> [Text excerpt]
When it came to sports I was the best kid on the block. Of course, I was the only kid on the block. My two brothers and I had to make up our own games. There were no clubs to join, no kids to play with, no parks to walk to, no teams to play on. The land provided all of our entertainment. Trees, rocks, rock formations, creeks, grassy knolls, (not that one), were our world. Deer, rabbit, skunks, coyotes, rattler snakes, lizards, squirrels, occasional mountain lions and bears were our neighbors.
We were always alone. But like Whitman said, "Never was I less alone, than when alone". Country living teaches you that. One learns to depend upon his own imagination, his own resources, not the divertimentos of other people or outside stimuli.
Of course, it produces a certain social awkwardness. Those raised in isolation are not generally too good in crowds and may not have all the social graces of those raised in the constant presence of other people. We tend to lack tact and the social niceties that those forced to live shoulder to shoulder have learned as necessary for civilized survival.
Why do people move to the country in the first place? Are they simply misanthropes? (That's "mankind haters" for the Stanford grads out there). Are they simply nature lovers? Do they just love privacy? Do they just want a place to skip and go naked?
No doubt there are as may reasons for moving to the country as there are people who move there. But one characteristic stands head and shoulders above all else. They tend to be independent. They don't like other people telling them what to do!
This sense of independence and rugged individualism was cherished, admired and respected in America until the late 60's when "communal living", and consensus building became all the rage.
People who live in the country do things their own way by choice and often necessity. They're frugal. Innovative. Self reliant. They build gates out of iron bed frames. Cut barrels in half or use old bath tubs for water troughs. They pound led water pipes into the ground for fence posts. Use corrugated tin roofing for corrals. They gerrymander water systems. They clear fields of stone and use 'em for rock walls. They build houses that fit them, not others.
They are vulnerable. There water comes from a well or spring. They don't get it like you by sending in a check every month. They are one minor tremor, just one rock slide, or just one "Act of God" away from losing their water supply. Even if they could afford it, there is no guarantee that they could dig another well and find water.

> [Problems and tasks]
(a) Summarize the essay on country living in two sentences.
(b) According to the essay on country living, what do country people use for water troughs?
(c) In one to three sentences, explain why the essay on country living calls country people vulnerable.

> [Collected material]

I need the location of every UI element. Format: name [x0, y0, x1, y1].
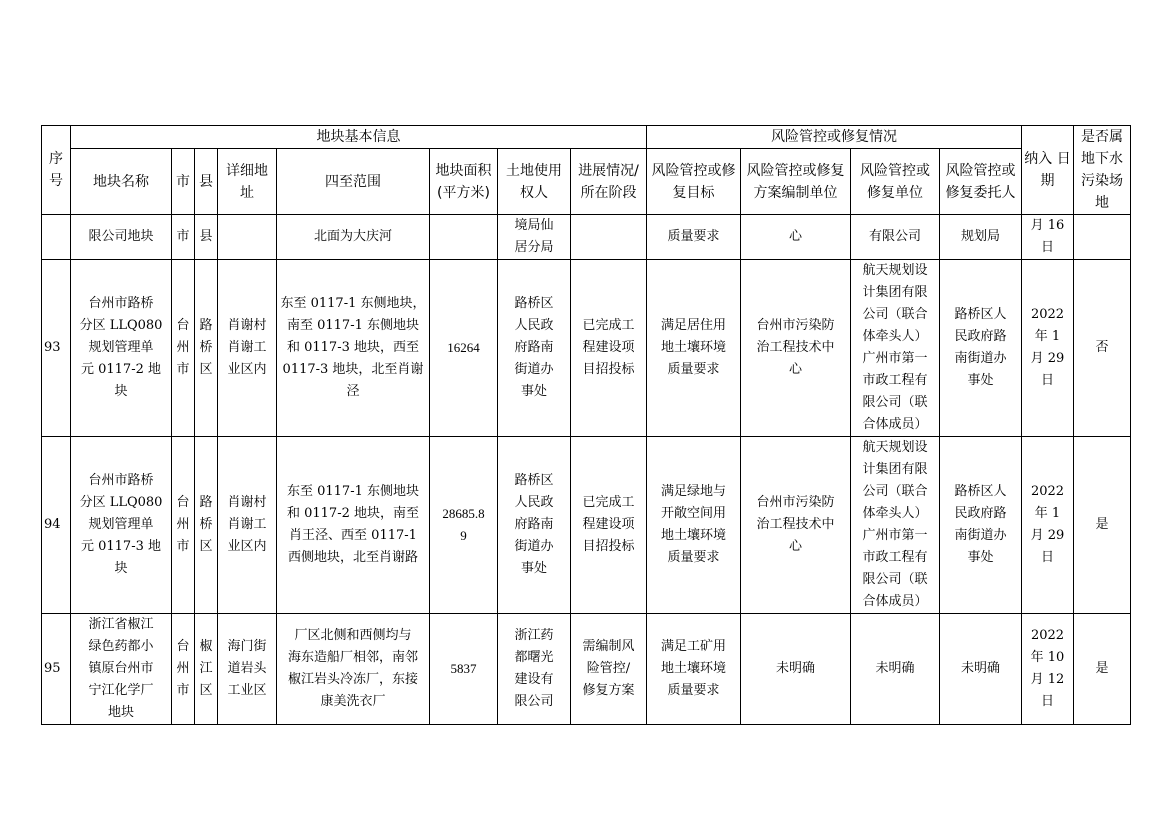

> [The responses]
(a) The writer grew up in the country with two brothers and no other children, clubs, parks or teams nearby, so the land and its wild animals made up their world and they invented their own games. Country living teaches people to rely on their own imagination and resources, though it can leave them socially awkward, and those who choose it tend above all to be independent, frugal, innovative and self-reliant, yet vulnerable because their water comes from a well or spring.

(b) They cut barrels in half or use old bathtubs.

(c) Their water comes from a well or spring rather than a monthly bill, so a single minor tremor, rock slide or "Act of God" could cut off their supply. Even if they could afford to dig another well, there is no guarantee they would find water.